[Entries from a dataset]
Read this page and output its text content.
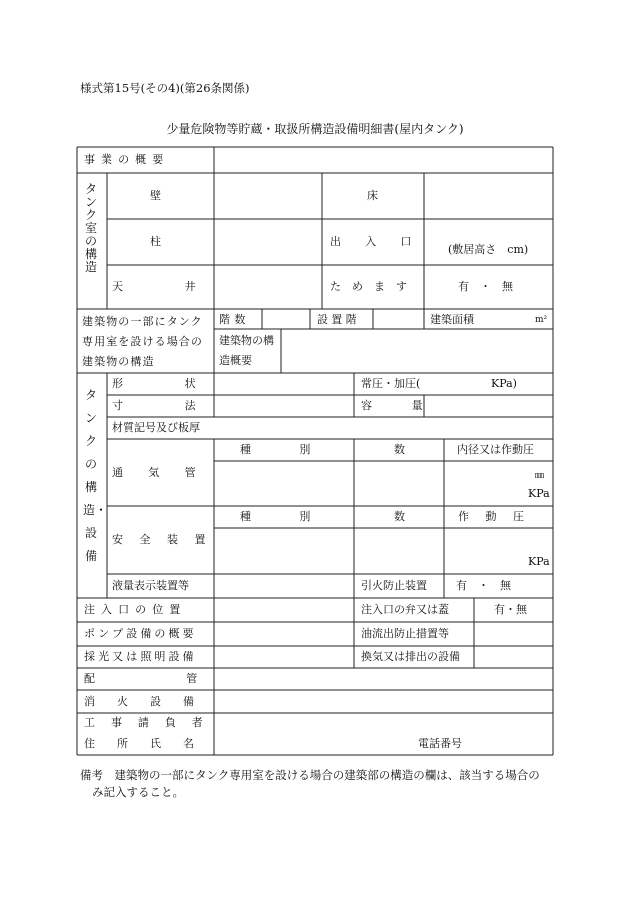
様式第15号(その4)(第26条関係)
少量危険物等貯蔵・取扱所構造設備明細書(屋内タンク)
事業の概要
タンク室の構造
壁	床
柱	出入口
(敷居高さ　cm)
天井	ためます	有　・　無
建築物の一部にタンク専用室を設ける場合の建築物の構造
階数	設置階	建築面積	m²
建築物の構造概要
タンクの構造・設備
形状	常圧・加圧(	KPa)
寸法	容量
材質記号及び板厚
通気管
種別	数	内径又は作動圧
㎜
KPa
安全装置
種別	数	作動圧
KPa
液量表示装置等	引火防止装置	有　・　無
注入口の位置	注入口の弁又は蓋	有・無
ポンプ設備の概要	油流出防止措置等
採光又は照明設備	換気又は排出の設備
配管
消火設備
工事請負者
住所氏名	電話番号
備考　建築物の一部にタンク専用室を設ける場合の建築部の構造の欄は、該当する場合の
み記入すること。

» **DIRECTION**:
Your task is to return the entries above exactly, with no pictures.

» **FULL SOLUTION**:
Read this page and output its text content.
様式第15号(その4)(第26条関係)
少量危険物等貯蔵・取扱所構造設備明細書(屋内タンク)
事業の概要
タンク室の構造
壁	床
柱	出入口
(敷居高さ　cm)
天井	ためます	有　・　無
建築物の一部にタンク専用室を設ける場合の建築物の構造
階数	設置階	建築面積	m²
建築物の構造概要
タンクの構造・設備
形状	常圧・加圧(	KPa)
寸法	容量
材質記号及び板厚
通気管
種別	数	内径又は作動圧
㎜
KPa
安全装置
種別	数	作動圧
KPa
液量表示装置等	引火防止装置	有　・　無
注入口の位置	注入口の弁又は蓋	有・無
ポンプ設備の概要	油流出防止措置等
採光又は照明設備	換気又は排出の設備
配管
消火設備
工事請負者
住所氏名	電話番号
備考　建築物の一部にタンク専用室を設ける場合の建築部の構造の欄は、該当する場合の
み記入すること。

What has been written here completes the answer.